[Chart and figure data]
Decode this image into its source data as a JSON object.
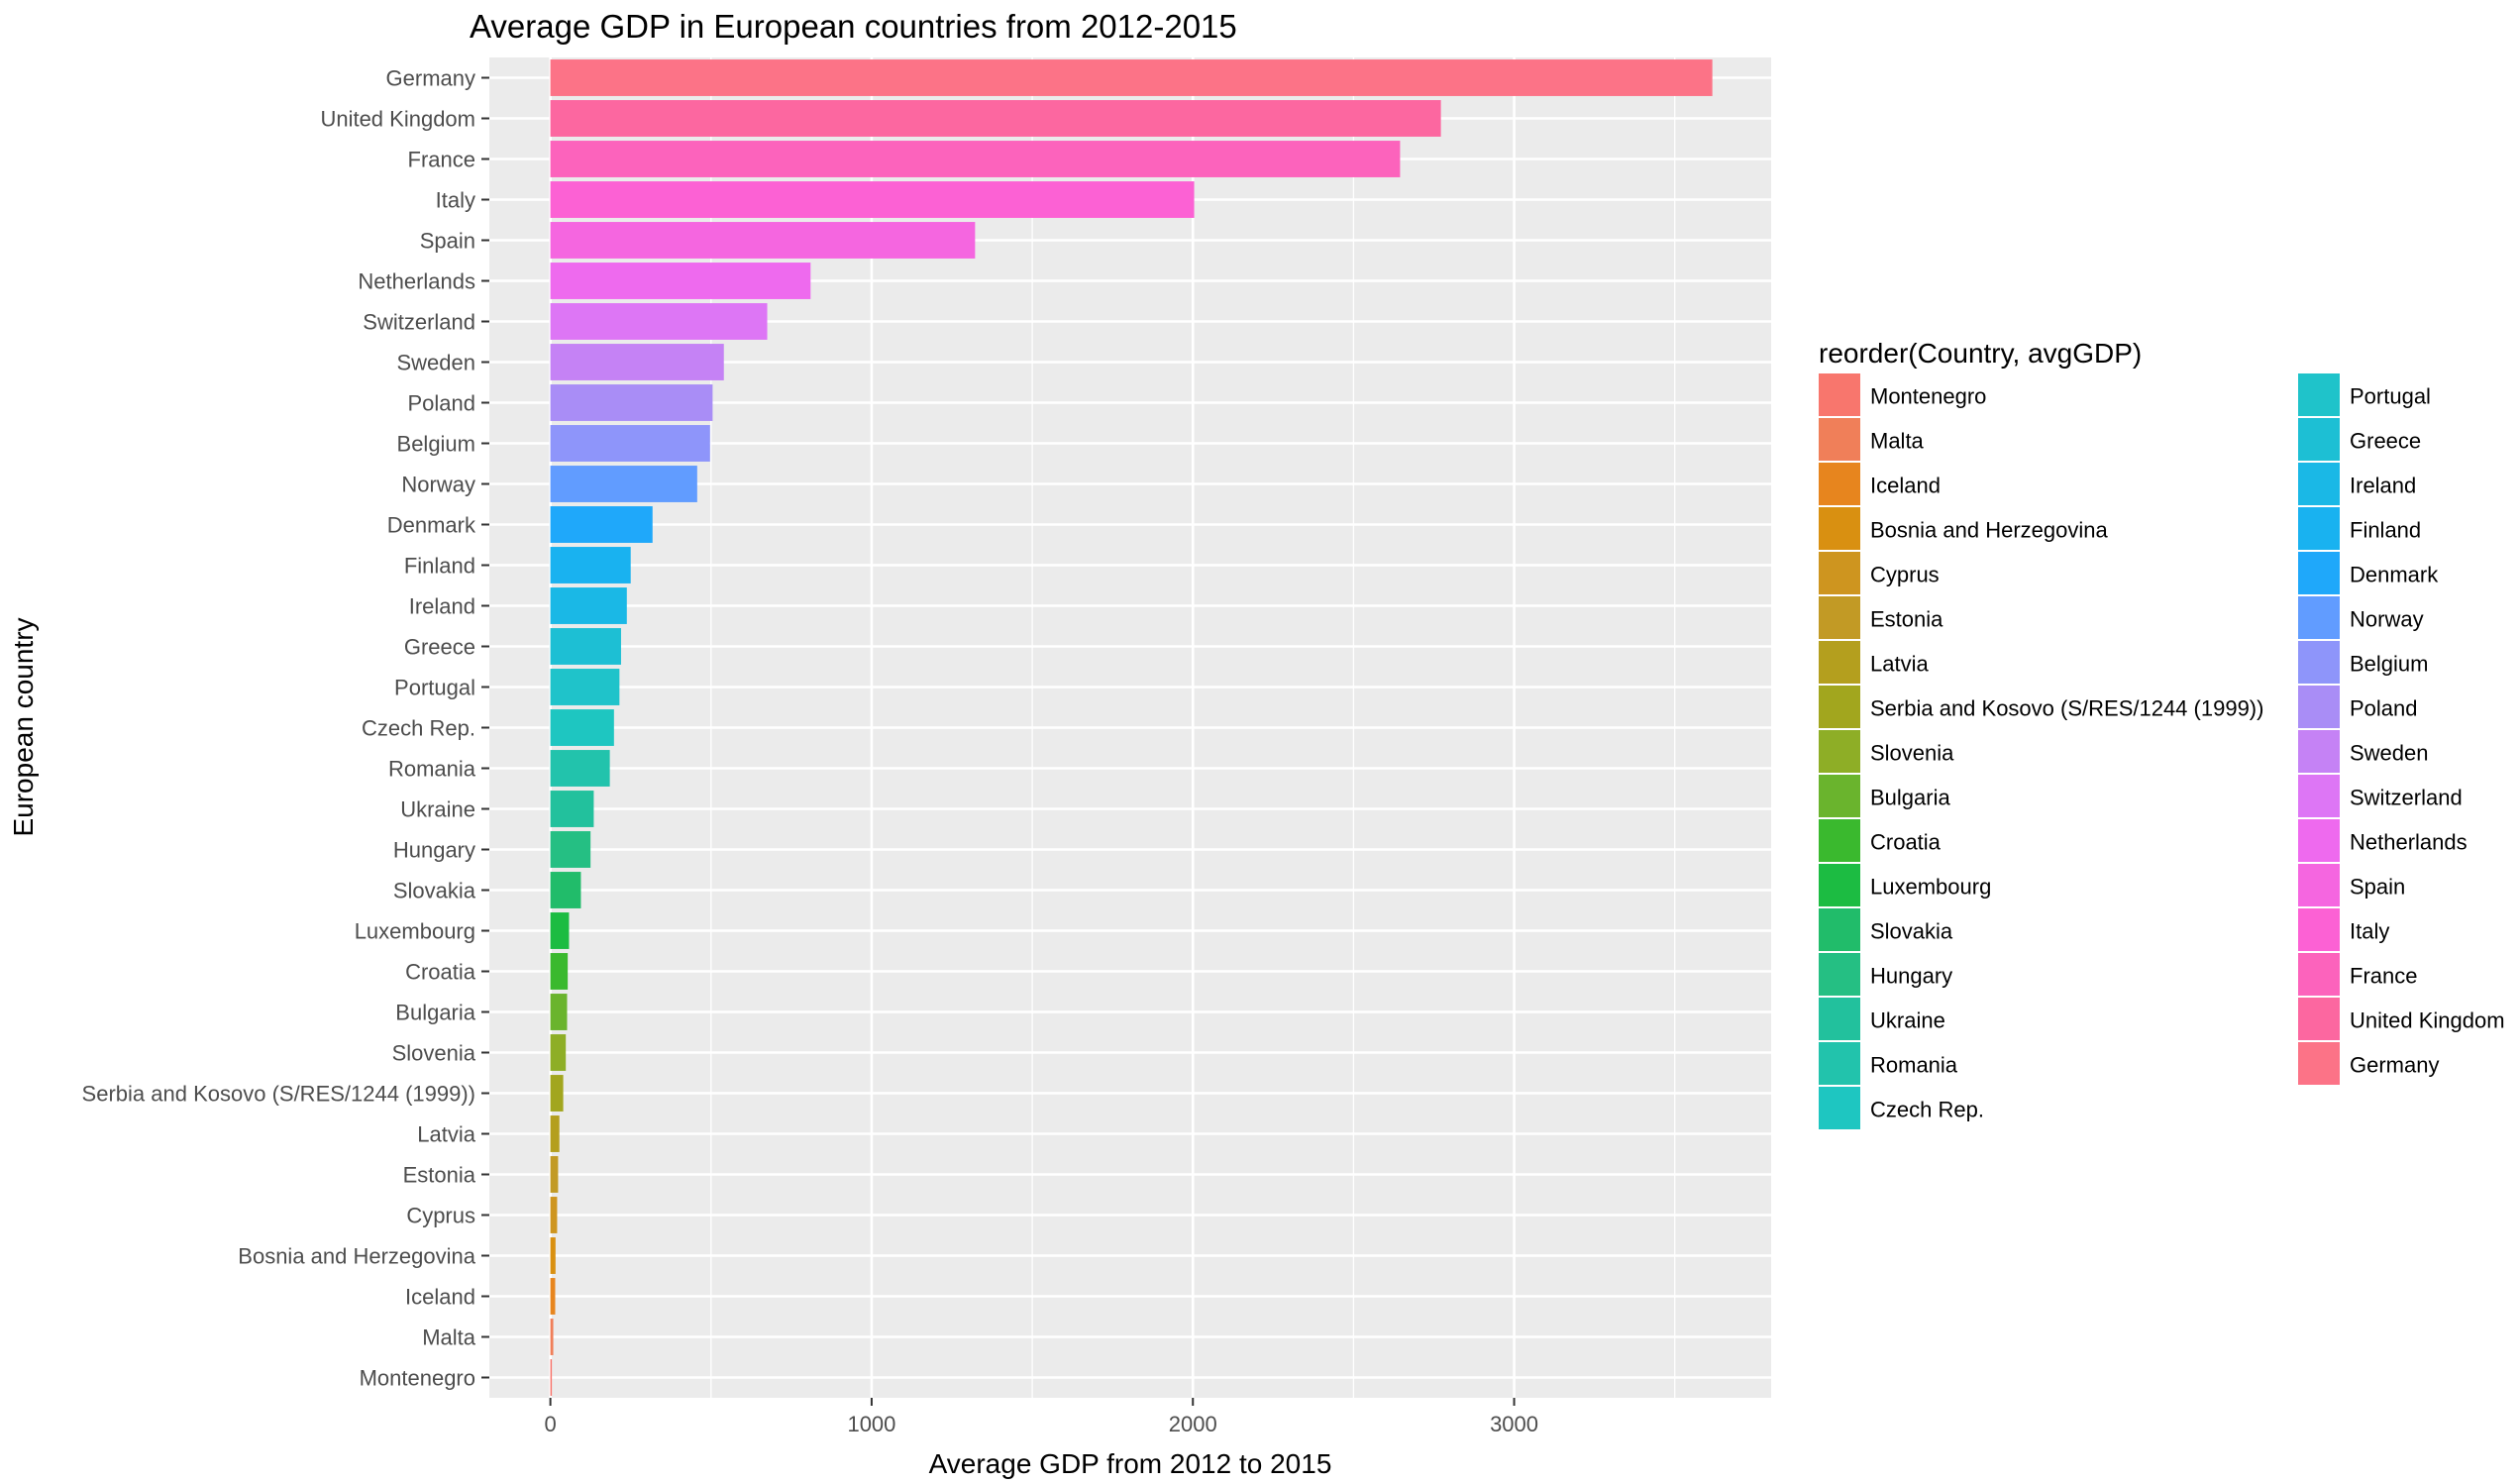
{
  "chart_data": {
    "type": "bar",
    "orientation": "horizontal",
    "title": "Average GDP in European countries from 2012-2015",
    "xlabel": "Average GDP from 2012 to 2015",
    "ylabel": "European country",
    "xlim": [
      -190,
      3800
    ],
    "x_ticks": [
      0,
      1000,
      2000,
      3000
    ],
    "x_tick_labels": [
      "0",
      "1000",
      "2000",
      "3000"
    ],
    "grid": true,
    "legend": {
      "title": "reorder(Country, avgGDP)",
      "placement": "right"
    },
    "categories": [
      "Montenegro",
      "Malta",
      "Iceland",
      "Bosnia and Herzegovina",
      "Cyprus",
      "Estonia",
      "Latvia",
      "Serbia and Kosovo (S/RES/1244 (1999))",
      "Slovenia",
      "Bulgaria",
      "Croatia",
      "Luxembourg",
      "Slovakia",
      "Hungary",
      "Ukraine",
      "Romania",
      "Czech Rep.",
      "Portugal",
      "Greece",
      "Ireland",
      "Finland",
      "Denmark",
      "Norway",
      "Belgium",
      "Poland",
      "Sweden",
      "Switzerland",
      "Netherlands",
      "Spain",
      "Italy",
      "France",
      "United Kingdom",
      "Germany"
    ],
    "values": [
      4,
      9,
      15,
      16,
      21,
      24,
      28,
      40,
      48,
      52,
      54,
      58,
      95,
      125,
      135,
      185,
      198,
      215,
      220,
      238,
      250,
      318,
      457,
      497,
      505,
      540,
      675,
      810,
      1322,
      2004,
      2645,
      2772,
      3617
    ],
    "colors": [
      "#F8766D",
      "#F07F59",
      "#E7851E",
      "#D99011",
      "#CE951F",
      "#C29A25",
      "#B49F1E",
      "#A2A61E",
      "#8EAE26",
      "#6AB42D",
      "#3AB92E",
      "#1CBC42",
      "#21BC6A",
      "#25BF83",
      "#22C19D",
      "#22C3AC",
      "#1EC6C1",
      "#1FC3CA",
      "#1DBFD4",
      "#1AB8E6",
      "#19B2F0",
      "#1FA8FA",
      "#619CFF",
      "#8E95FA",
      "#A98DF6",
      "#C582F5",
      "#DD76F5",
      "#EE6AEE",
      "#F566E0",
      "#FC61D4",
      "#FC63BC",
      "#FC67A0",
      "#FC7387"
    ]
  }
}
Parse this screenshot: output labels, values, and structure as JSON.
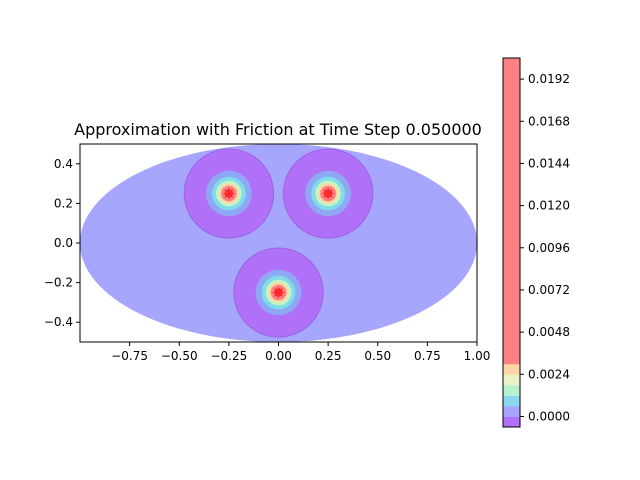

# What is required:
For each line of the entries that includes "values", show that line.

# Written response:
    "values": [
Parse this screenshot: output labels, values, and structure as JSON.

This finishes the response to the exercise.